**What to produce**
Search the data below for "这个两位数是"; list each line that holds it.

**Data supplied**
=-=-=
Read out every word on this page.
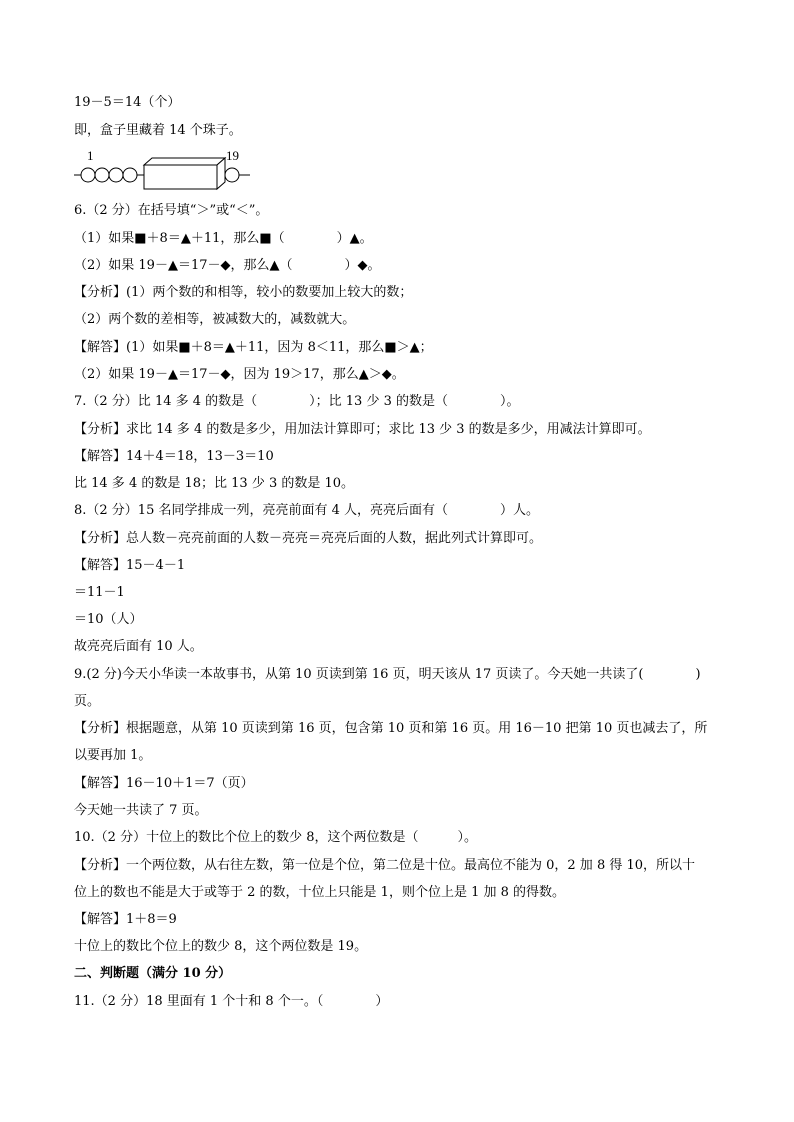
19－5＝14（个）
即，盒子里藏着 14 个珠子。
6.（2 分）在括号填“＞”或“＜”。
（1）如果■＋8＝▲＋11，那么■（　　　　）▲。
（2）如果 19－▲＝17－◆，那么▲（　　　　）◆。
【分析】(1）两个数的和相等，较小的数要加上较大的数；
（2）两个数的差相等，被减数大的，减数就大。
【解答】(1）如果■＋8＝▲＋11，因为 8＜11，那么■＞▲；
（2）如果 19－▲＝17－◆，因为 19＞17，那么▲＞◆。
7.（2 分）比 14 多 4 的数是（　　　　）；比 13 少 3 的数是（　　　　）。
【分析】求比 14 多 4 的数是多少，用加法计算即可；求比 13 少 3 的数是多少，用减法计算即可。
【解答】14＋4＝18，13－3＝10
比 14 多 4 的数是 18；比 13 少 3 的数是 10。
8.（2 分）15 名同学排成一列，亮亮前面有 4 人，亮亮后面有（　　　　）人。
【分析】总人数－亮亮前面的人数－亮亮＝亮亮后面的人数，据此列式计算即可。
【解答】15－4－1
＝11－1
＝10（人）
故亮亮后面有 10 人。
9.(2 分)今天小华读一本故事书，从第 10 页读到第 16 页，明天该从 17 页读了。今天她一共读了(　　　　)
页。
【分析】根据题意，从第 10 页读到第 16 页，包含第 10 页和第 16 页。用 16－10 把第 10 页也减去了，所
以要再加 1。
【解答】16－10＋1＝7（页）
今天她一共读了 7 页。
10.（2 分）十位上的数比个位上的数少 8，这个两位数是（　　　）。
【分析】一个两位数，从右往左数，第一位是个位，第二位是十位。最高位不能为 0，2 加 8 得 10，所以十
位上的数也不能是大于或等于 2 的数，十位上只能是 1，则个位上是 1 加 8 的得数。
【解答】1＋8＝9
十位上的数比个位上的数少 8，这个两位数是 19。
二、判断题（满分 10 分）
11.（2 分）18 里面有 1 个十和 8 个一。（　　　　）
1	19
=-=-=
**Complete response**
10.（2 分）十位上的数比个位上的数少 8，这个两位数是（　　　）。
十位上的数比个位上的数少 8，这个两位数是 19。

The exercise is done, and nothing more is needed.